**TASK**
Search the data below for "دھار"; list each line that holds it.

**RECORDS SUPPLIED**
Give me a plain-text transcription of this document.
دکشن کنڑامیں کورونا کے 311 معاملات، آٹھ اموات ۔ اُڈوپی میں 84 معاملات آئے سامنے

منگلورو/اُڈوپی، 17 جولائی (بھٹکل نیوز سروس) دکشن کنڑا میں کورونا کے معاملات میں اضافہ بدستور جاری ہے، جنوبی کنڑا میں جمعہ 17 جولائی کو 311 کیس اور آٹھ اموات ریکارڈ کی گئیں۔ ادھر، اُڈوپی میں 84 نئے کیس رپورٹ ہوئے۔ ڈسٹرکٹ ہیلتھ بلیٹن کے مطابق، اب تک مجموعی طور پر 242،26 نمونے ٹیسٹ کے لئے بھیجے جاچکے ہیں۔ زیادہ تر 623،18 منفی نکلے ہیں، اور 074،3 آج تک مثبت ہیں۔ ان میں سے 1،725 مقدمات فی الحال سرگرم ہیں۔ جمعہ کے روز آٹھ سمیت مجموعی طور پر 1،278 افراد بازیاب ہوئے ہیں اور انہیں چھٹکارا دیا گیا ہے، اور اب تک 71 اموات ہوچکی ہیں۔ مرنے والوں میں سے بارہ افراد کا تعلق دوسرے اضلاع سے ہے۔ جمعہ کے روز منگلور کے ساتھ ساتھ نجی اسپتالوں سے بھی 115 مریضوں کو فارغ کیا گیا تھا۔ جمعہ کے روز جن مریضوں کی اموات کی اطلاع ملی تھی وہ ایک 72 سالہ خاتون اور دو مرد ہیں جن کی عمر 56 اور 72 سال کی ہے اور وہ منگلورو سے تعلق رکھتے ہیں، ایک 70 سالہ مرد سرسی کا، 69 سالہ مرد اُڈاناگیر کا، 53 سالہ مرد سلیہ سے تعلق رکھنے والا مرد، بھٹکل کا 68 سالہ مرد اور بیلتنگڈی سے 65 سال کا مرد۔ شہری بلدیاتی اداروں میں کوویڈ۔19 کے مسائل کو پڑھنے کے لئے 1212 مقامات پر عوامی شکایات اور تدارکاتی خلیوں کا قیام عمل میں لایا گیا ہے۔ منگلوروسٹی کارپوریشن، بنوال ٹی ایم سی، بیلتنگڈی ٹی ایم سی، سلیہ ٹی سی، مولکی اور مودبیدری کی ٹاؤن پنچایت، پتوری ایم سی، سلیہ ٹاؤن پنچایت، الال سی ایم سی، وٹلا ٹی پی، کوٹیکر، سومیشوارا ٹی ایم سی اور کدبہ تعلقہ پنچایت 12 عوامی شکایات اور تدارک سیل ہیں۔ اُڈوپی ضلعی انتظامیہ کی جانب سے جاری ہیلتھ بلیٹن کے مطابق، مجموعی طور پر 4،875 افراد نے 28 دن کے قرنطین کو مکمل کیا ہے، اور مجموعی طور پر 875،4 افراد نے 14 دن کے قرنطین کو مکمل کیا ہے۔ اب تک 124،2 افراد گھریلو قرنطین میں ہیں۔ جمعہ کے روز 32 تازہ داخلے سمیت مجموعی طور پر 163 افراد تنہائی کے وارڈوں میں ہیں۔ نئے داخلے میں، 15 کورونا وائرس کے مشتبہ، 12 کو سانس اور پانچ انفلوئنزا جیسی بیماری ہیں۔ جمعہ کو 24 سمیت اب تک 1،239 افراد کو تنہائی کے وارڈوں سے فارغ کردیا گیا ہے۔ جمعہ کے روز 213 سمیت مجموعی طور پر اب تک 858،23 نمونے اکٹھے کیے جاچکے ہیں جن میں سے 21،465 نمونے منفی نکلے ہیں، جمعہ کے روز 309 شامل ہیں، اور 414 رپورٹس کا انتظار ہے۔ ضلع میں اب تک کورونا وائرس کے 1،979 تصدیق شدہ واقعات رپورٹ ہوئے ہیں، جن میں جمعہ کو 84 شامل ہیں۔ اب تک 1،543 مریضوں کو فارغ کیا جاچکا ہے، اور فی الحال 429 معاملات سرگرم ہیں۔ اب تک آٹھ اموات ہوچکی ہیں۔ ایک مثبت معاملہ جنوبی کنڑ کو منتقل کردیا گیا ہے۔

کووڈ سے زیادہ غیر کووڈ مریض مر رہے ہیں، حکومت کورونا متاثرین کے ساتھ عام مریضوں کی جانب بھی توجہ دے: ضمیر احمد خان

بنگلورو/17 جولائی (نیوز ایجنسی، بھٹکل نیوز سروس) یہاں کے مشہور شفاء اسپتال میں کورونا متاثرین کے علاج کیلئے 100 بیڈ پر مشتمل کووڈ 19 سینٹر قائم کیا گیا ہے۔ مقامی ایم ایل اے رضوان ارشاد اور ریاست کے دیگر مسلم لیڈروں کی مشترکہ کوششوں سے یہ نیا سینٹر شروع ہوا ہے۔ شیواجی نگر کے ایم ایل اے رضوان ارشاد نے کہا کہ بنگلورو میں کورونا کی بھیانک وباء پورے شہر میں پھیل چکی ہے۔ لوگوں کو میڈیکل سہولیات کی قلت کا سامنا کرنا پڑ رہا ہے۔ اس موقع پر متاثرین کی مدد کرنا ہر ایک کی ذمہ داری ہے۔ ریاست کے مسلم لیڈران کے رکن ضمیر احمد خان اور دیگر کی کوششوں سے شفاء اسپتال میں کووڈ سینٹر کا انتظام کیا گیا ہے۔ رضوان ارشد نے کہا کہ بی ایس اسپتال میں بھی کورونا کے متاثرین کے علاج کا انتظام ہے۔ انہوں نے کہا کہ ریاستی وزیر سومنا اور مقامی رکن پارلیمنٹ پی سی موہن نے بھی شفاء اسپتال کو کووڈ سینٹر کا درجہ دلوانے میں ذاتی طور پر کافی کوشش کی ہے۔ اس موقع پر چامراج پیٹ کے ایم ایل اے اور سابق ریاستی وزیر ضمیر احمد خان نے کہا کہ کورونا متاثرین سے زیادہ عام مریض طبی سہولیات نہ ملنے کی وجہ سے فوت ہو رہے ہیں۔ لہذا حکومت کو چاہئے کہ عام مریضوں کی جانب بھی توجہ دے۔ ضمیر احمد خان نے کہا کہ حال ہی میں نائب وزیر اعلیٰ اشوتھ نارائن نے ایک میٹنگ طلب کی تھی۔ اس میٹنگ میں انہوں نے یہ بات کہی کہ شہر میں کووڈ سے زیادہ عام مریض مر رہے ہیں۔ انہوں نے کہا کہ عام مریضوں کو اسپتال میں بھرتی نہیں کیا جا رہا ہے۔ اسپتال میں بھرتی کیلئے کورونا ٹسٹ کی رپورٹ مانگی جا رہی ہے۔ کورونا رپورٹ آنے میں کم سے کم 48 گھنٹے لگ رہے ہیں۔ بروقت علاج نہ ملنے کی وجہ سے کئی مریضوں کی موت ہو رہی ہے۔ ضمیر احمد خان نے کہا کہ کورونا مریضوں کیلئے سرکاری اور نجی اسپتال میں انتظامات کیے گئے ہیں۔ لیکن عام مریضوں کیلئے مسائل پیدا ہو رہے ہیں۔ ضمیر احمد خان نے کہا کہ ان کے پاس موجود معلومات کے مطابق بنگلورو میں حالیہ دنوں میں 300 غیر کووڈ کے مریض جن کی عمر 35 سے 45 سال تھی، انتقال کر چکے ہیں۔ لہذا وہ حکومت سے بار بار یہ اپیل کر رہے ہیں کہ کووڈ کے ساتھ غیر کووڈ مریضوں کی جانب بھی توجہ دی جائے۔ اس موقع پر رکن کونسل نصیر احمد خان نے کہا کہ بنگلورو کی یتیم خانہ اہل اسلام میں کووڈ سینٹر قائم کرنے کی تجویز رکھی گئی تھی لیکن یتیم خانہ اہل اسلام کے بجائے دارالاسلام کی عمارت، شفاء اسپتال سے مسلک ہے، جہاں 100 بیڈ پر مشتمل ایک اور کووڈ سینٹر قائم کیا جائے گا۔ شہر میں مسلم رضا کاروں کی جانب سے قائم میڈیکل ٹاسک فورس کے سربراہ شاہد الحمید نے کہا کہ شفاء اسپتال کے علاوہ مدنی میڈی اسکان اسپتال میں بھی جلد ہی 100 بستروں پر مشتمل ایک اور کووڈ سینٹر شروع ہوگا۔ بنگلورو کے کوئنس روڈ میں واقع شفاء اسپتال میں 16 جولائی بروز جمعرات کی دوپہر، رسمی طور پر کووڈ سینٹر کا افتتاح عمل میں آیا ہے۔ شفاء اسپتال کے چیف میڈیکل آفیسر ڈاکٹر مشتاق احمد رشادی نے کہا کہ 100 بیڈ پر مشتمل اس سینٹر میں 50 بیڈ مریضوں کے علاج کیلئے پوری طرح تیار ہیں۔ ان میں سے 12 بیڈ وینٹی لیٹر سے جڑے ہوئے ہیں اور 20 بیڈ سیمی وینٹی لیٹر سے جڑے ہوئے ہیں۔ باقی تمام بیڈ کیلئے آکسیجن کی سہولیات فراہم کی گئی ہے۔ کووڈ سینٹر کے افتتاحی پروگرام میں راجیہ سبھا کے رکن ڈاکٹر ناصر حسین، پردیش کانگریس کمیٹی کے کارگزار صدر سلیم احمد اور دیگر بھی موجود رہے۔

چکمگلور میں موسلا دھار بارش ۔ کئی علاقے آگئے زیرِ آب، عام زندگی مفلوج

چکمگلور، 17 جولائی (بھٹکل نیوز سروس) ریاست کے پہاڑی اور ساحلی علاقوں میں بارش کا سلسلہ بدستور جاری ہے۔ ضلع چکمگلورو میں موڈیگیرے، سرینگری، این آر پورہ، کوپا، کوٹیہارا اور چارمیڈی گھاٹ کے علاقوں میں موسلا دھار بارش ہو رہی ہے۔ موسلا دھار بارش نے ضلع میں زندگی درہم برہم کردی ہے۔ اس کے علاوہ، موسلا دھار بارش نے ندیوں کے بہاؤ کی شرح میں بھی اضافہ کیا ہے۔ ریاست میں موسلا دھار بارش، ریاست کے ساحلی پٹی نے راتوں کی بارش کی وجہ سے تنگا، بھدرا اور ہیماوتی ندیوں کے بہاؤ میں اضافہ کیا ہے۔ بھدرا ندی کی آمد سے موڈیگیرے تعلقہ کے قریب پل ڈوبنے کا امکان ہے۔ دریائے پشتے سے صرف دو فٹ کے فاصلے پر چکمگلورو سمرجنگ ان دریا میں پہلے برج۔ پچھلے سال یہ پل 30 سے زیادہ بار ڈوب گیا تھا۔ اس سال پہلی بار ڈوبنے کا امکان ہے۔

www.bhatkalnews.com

**OUTPUT FOR THIS EXERCISE**
چکمگلور میں موسلا دھار بارش ۔ کئی علاقے آگئے زیرِ آب، عام زندگی مفلوج
چکمگلور، 17 جولائی (بھٹکل نیوز سروس) ریاست کے پہاڑی اور ساحلی علاقوں میں بارش کا سلسلہ بدستور جاری ہے۔ ضلع چکمگلورو میں موڈیگیرے، سرینگری، این آر پورہ، کوپا، کوٹیہارا اور چارمیڈی گھاٹ کے علاقوں میں موسلا دھار بارش ہو رہی ہے۔ موسلا دھار بارش نے ضلع میں زندگی درہم برہم کردی ہے۔ اس کے علاوہ، موسلا دھار بارش نے ندیوں کے بہاؤ کی شرح میں بھی اضافہ کیا ہے۔ ریاست میں موسلا دھار بارش، ریاست کے ساحلی پٹی نے راتوں کی بارش کی وجہ سے تنگا، بھدرا اور ہیماوتی ندیوں کے بہاؤ میں اضافہ کیا ہے۔ بھدرا ندی کی آمد سے موڈیگیرے تعلقہ کے قریب پل ڈوبنے کا امکان ہے۔ دریائے پشتے سے صرف دو فٹ کے فاصلے پر چکمگلورو سمرجنگ ان دریا میں پہلے برج۔ پچھلے سال یہ پل 30 سے زیادہ بار ڈوب گیا تھا۔ اس سال پہلی بار ڈوبنے کا امکان ہے۔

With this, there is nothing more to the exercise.